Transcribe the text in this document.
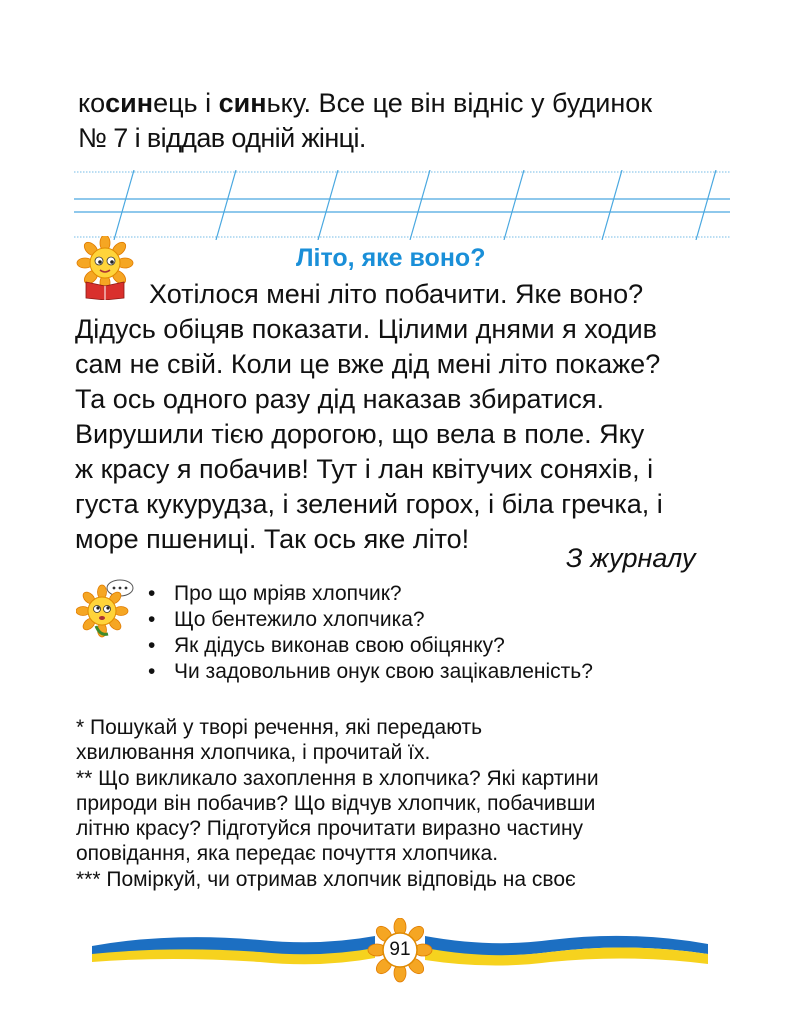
косинець і синьку. Все це він відніс у будинок
№ 7 і віддав одній жінці.
Літо, яке воно?
Хотілося мені літо побачити. Яке воно?
Дідусь обіцяв показати. Цілими днями я ходив
сам не свій. Коли це вже дід мені літо покаже?
Та ось одного разу дід наказав збиратися.
Вирушили тією дорогою, що вела в поле. Яку
ж красу я побачив! Тут і лан квітучих соняхів, і
густа кукурудза, і зелений горох, і біла гречка, і
море пшениці. Так ось яке літо!
З журналу
• Про що мріяв хлопчик?
• Що бентежило хлопчика?
• Як дідусь виконав свою обіцянку?
• Чи задовольнив онук свою зацікавленість?
* Пошукай у творі речення, які передають
хвилювання хлопчика, і прочитай їх.
** Що викликало захоплення в хлопчика? Які картини
природи він побачив? Що відчув хлопчик, побачивши
літню красу? Підготуйся прочитати виразно частину
оповідання, яка передає почуття хлопчика.
*** Поміркуй, чи отримав хлопчик відповідь на своє
91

____

_WHAT NEEDS TO BE DONE_
Output every entry word for word, but omit the pictures.

_TASK RESULT_
Transcribe the text in this document.
косинець і синьку. Все це він відніс у будинок
№ 7 і віддав одній жінці.
Літо, яке воно?
Хотілося мені літо побачити. Яке воно?
Дідусь обіцяв показати. Цілими днями я ходив
сам не свій. Коли це вже дід мені літо покаже?
Та ось одного разу дід наказав збиратися.
Вирушили тією дорогою, що вела в поле. Яку
ж красу я побачив! Тут і лан квітучих соняхів, і
густа кукурудза, і зелений горох, і біла гречка, і
море пшениці. Так ось яке літо!
З журналу
• Про що мріяв хлопчик?
• Що бентежило хлопчика?
• Як дідусь виконав свою обіцянку?
• Чи задовольнив онук свою зацікавленість?
* Пошукай у творі речення, які передають
хвилювання хлопчика, і прочитай їх.
** Що викликало захоплення в хлопчика? Які картини
природи він побачив? Що відчув хлопчик, побачивши
літню красу? Підготуйся прочитати виразно частину
оповідання, яка передає почуття хлопчика.
*** Поміркуй, чи отримав хлопчик відповідь на своє
91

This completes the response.